§ **ACTIVITY**
The expected result is the run of lines from the one containing "Read all visible content and emit it as JSON." to the end of the listing, copied exactly.

TASK INPUT START

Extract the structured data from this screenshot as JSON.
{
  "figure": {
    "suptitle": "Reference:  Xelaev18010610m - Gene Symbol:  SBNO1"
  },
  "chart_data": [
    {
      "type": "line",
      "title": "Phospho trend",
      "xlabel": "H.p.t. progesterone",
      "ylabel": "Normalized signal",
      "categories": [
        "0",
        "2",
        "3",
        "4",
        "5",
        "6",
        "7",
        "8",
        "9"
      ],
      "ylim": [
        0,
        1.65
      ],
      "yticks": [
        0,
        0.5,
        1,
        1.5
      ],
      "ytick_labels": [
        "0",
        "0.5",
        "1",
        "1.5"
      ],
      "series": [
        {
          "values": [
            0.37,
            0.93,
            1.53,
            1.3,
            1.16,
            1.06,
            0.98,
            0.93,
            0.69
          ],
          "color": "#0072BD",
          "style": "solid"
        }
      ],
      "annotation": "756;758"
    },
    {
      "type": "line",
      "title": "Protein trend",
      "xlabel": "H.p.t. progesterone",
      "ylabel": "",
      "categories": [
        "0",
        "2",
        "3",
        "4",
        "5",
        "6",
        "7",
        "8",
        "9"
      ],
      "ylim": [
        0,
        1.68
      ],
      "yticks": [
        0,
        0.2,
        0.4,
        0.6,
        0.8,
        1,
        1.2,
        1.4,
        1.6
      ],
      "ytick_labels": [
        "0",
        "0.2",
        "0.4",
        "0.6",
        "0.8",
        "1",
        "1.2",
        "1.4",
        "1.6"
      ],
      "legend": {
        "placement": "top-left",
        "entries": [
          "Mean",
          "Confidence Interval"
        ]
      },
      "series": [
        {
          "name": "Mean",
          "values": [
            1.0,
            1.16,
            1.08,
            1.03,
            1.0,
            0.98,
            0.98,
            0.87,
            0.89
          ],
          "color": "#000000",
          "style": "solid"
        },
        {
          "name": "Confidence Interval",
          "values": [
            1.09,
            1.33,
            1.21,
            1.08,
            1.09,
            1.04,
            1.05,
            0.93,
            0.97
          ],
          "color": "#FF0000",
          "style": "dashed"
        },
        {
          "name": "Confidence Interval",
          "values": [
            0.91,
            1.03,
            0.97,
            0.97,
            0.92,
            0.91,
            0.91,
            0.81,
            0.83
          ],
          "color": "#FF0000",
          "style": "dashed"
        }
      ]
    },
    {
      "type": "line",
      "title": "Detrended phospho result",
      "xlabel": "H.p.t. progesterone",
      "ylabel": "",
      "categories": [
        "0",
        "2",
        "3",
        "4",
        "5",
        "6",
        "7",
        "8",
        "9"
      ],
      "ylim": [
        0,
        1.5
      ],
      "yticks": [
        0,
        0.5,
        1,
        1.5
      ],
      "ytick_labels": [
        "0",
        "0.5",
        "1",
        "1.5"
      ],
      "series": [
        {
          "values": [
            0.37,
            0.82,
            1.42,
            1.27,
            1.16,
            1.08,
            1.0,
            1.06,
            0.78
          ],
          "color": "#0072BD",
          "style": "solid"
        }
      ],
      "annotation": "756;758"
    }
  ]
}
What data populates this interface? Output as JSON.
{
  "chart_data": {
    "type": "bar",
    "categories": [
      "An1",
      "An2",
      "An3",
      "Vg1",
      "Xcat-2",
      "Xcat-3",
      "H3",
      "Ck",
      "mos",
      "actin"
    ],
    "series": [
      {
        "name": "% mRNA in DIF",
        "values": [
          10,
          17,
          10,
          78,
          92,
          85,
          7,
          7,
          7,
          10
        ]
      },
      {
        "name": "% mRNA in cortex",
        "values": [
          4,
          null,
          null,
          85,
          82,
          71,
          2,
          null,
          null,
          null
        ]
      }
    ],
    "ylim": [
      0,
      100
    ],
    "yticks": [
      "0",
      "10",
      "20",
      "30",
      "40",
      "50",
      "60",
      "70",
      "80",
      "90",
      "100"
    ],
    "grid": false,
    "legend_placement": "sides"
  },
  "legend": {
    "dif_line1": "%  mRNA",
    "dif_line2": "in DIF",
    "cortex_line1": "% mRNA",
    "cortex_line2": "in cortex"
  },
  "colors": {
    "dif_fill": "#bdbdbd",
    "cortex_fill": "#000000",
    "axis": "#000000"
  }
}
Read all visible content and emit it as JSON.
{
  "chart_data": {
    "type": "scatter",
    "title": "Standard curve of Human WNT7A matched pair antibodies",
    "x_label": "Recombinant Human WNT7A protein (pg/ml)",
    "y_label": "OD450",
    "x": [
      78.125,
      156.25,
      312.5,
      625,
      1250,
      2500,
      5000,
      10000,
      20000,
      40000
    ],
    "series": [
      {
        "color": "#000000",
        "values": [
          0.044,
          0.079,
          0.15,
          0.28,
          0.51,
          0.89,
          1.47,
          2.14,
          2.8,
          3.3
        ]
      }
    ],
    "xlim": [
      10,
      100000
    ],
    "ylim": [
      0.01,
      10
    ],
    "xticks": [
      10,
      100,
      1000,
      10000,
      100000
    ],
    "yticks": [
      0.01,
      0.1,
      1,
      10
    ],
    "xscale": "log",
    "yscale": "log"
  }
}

TASK INPUT END

§ **SOLUTION TO THE PROBLEM**
Read all visible content and emit it as JSON.
{
  "chart_data": {
    "type": "scatter",
    "title": "Standard curve of Human WNT7A matched pair antibodies",
    "x_label": "Recombinant Human WNT7A protein (pg/ml)",
    "y_label": "OD450",
    "x": [
      78.125,
      156.25,
      312.5,
      625,
      1250,
      2500,
      5000,
      10000,
      20000,
      40000
    ],
    "series": [
      {
        "color": "#000000",
        "values": [
          0.044,
          0.079,
          0.15,
          0.28,
          0.51,
          0.89,
          1.47,
          2.14,
          2.8,
          3.3
        ]
      }
    ],
    "xlim": [
      10,
      100000
    ],
    "ylim": [
      0.01,
      10
    ],
    "xticks": [
      10,
      100,
      1000,
      10000,
      100000
    ],
    "yticks": [
      0.01,
      0.1,
      1,
      10
    ],
    "xscale": "log",
    "yscale": "log"
  }
}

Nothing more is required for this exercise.